* begin INFORMATION PROVIDED *

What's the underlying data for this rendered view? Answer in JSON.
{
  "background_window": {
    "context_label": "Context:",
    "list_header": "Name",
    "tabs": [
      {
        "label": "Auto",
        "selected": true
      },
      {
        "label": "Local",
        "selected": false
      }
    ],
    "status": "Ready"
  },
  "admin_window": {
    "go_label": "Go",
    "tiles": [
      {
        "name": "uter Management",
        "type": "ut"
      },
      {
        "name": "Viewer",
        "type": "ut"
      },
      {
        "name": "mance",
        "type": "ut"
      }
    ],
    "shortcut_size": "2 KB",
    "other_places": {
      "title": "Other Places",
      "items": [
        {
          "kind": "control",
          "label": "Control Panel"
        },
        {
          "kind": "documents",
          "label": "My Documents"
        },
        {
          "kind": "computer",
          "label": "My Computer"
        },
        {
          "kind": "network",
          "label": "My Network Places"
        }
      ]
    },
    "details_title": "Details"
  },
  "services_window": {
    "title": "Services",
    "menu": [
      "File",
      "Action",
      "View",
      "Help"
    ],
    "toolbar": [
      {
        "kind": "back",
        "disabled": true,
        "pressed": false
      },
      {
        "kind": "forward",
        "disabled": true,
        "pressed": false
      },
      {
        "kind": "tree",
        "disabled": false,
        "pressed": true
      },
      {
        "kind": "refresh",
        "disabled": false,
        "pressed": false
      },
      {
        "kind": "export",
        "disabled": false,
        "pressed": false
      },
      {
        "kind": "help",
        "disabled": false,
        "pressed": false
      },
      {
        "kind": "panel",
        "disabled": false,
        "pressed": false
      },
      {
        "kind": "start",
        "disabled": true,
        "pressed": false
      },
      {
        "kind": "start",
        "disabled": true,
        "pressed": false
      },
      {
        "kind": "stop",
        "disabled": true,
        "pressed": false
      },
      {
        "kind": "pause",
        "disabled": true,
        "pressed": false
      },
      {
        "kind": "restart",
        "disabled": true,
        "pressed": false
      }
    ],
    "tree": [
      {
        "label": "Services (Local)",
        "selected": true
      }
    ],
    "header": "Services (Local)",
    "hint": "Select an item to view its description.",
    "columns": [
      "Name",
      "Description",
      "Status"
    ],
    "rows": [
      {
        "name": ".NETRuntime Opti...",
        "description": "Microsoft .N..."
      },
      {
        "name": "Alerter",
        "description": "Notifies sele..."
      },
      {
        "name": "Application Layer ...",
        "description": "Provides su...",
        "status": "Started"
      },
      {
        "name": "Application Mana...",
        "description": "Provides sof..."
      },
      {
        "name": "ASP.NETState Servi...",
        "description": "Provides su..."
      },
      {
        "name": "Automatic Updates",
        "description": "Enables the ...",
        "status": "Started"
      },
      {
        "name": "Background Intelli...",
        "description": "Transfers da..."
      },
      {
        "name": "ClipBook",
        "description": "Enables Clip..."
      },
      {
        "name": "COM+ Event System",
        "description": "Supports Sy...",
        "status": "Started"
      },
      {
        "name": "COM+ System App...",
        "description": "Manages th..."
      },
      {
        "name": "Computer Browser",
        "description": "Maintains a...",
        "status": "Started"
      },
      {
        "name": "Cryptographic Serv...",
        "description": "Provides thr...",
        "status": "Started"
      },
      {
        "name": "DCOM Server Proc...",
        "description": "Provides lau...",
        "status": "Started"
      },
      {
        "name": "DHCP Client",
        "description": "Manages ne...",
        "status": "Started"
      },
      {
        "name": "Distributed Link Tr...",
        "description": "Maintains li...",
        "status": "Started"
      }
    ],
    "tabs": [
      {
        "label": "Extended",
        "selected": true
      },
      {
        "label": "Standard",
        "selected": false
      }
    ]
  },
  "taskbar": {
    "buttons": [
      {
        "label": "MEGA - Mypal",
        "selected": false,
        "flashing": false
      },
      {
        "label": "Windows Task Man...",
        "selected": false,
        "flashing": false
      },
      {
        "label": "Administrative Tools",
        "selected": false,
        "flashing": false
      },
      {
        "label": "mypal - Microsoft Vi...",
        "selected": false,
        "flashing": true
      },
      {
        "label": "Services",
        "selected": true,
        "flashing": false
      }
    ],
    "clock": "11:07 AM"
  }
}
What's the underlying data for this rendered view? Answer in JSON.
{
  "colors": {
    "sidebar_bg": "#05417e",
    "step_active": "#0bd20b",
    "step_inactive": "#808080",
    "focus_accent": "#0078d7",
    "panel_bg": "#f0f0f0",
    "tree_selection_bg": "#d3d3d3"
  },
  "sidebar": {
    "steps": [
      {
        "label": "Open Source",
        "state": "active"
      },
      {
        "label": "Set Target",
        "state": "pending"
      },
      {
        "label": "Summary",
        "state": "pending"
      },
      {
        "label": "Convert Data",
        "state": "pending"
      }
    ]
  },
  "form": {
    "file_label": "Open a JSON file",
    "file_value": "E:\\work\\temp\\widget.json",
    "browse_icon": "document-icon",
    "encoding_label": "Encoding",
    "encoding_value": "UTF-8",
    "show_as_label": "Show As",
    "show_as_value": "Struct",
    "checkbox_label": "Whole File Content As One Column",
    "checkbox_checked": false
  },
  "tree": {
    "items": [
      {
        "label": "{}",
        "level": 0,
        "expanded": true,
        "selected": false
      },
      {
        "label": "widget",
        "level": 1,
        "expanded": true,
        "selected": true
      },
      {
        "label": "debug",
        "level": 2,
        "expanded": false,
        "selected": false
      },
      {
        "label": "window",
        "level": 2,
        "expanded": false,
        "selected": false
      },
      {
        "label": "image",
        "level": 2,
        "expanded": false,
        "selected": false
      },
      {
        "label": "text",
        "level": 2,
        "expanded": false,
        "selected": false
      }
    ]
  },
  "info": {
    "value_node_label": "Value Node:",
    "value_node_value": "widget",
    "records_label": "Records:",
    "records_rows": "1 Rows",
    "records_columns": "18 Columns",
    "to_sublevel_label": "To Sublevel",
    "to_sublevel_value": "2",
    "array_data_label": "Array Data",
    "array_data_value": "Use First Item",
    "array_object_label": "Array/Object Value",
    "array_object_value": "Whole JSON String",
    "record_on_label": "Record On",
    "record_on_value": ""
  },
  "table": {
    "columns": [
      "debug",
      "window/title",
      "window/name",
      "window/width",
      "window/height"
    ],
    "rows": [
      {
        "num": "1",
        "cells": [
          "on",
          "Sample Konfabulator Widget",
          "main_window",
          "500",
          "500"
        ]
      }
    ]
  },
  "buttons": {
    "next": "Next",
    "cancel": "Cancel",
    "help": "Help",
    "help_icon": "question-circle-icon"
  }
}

* end INFORMATION PROVIDED *

- [GIVEN REQUEST] Give nothing but the count of lines in the listing above that hold the string "Provides".

- [EXPECTED OUTPUT] 5